▶ [WORK TO COMPLETE]: Without changing a character, return the entries, but not the images they hold.

▶ [GIVEN ENTRIES]:

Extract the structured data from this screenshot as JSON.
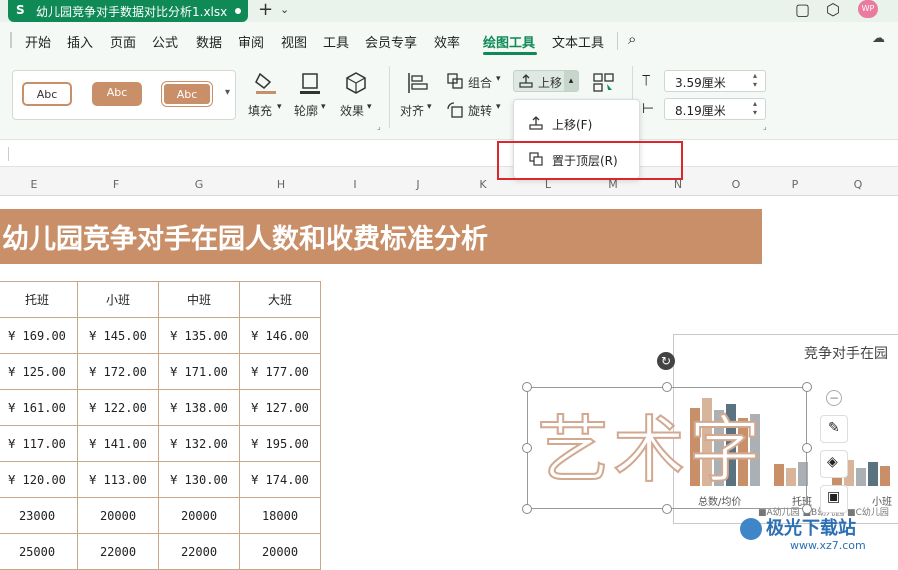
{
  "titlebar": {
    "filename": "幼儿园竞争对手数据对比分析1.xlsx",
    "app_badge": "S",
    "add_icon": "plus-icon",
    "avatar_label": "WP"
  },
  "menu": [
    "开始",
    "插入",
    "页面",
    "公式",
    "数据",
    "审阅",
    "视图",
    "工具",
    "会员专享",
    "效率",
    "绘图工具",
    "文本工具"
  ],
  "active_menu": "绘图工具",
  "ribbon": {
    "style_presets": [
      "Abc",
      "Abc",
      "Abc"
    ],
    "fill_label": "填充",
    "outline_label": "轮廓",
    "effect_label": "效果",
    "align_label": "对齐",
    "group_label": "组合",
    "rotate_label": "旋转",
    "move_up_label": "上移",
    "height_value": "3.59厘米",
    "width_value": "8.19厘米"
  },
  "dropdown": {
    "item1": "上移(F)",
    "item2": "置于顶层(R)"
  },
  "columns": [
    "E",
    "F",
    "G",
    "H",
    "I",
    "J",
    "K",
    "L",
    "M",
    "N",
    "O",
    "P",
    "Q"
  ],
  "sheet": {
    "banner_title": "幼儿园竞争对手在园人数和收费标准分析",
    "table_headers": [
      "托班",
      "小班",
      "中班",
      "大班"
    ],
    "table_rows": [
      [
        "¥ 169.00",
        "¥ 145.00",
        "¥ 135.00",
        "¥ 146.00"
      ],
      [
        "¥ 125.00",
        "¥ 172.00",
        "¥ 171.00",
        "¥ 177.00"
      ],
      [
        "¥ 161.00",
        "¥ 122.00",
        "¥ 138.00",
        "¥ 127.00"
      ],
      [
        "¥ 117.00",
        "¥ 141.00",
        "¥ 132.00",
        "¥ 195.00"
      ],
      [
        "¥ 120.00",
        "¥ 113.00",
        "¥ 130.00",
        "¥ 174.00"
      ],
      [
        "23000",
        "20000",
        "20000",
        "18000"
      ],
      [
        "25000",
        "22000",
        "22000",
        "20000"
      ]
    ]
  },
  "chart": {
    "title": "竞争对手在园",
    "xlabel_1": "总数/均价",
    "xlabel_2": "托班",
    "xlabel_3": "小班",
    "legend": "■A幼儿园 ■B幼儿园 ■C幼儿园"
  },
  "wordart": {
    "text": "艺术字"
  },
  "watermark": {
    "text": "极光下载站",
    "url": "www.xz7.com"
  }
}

▶ [THE SOLUTION]:
Extract the structured data from this screenshot as JSON.
{
  "titlebar": {
    "filename": "幼儿园竞争对手数据对比分析1.xlsx",
    "app_badge": "S",
    "add_icon": "plus-icon",
    "avatar_label": "WP"
  },
  "menu": [
    "开始",
    "插入",
    "页面",
    "公式",
    "数据",
    "审阅",
    "视图",
    "工具",
    "会员专享",
    "效率",
    "绘图工具",
    "文本工具"
  ],
  "active_menu": "绘图工具",
  "ribbon": {
    "style_presets": [
      "Abc",
      "Abc",
      "Abc"
    ],
    "fill_label": "填充",
    "outline_label": "轮廓",
    "effect_label": "效果",
    "align_label": "对齐",
    "group_label": "组合",
    "rotate_label": "旋转",
    "move_up_label": "上移",
    "height_value": "3.59厘米",
    "width_value": "8.19厘米"
  },
  "dropdown": {
    "item1": "上移(F)",
    "item2": "置于顶层(R)"
  },
  "columns": [
    "E",
    "F",
    "G",
    "H",
    "I",
    "J",
    "K",
    "L",
    "M",
    "N",
    "O",
    "P",
    "Q"
  ],
  "sheet": {
    "banner_title": "幼儿园竞争对手在园人数和收费标准分析",
    "table_headers": [
      "托班",
      "小班",
      "中班",
      "大班"
    ],
    "table_rows": [
      [
        "¥ 169.00",
        "¥ 145.00",
        "¥ 135.00",
        "¥ 146.00"
      ],
      [
        "¥ 125.00",
        "¥ 172.00",
        "¥ 171.00",
        "¥ 177.00"
      ],
      [
        "¥ 161.00",
        "¥ 122.00",
        "¥ 138.00",
        "¥ 127.00"
      ],
      [
        "¥ 117.00",
        "¥ 141.00",
        "¥ 132.00",
        "¥ 195.00"
      ],
      [
        "¥ 120.00",
        "¥ 113.00",
        "¥ 130.00",
        "¥ 174.00"
      ],
      [
        "23000",
        "20000",
        "20000",
        "18000"
      ],
      [
        "25000",
        "22000",
        "22000",
        "20000"
      ]
    ]
  },
  "chart": {
    "title": "竞争对手在园",
    "xlabel_1": "总数/均价",
    "xlabel_2": "托班",
    "xlabel_3": "小班",
    "legend": "■A幼儿园 ■B幼儿园 ■C幼儿园"
  },
  "wordart": {
    "text": "艺术字"
  },
  "watermark": {
    "text": "极光下载站",
    "url": "www.xz7.com"
  }
}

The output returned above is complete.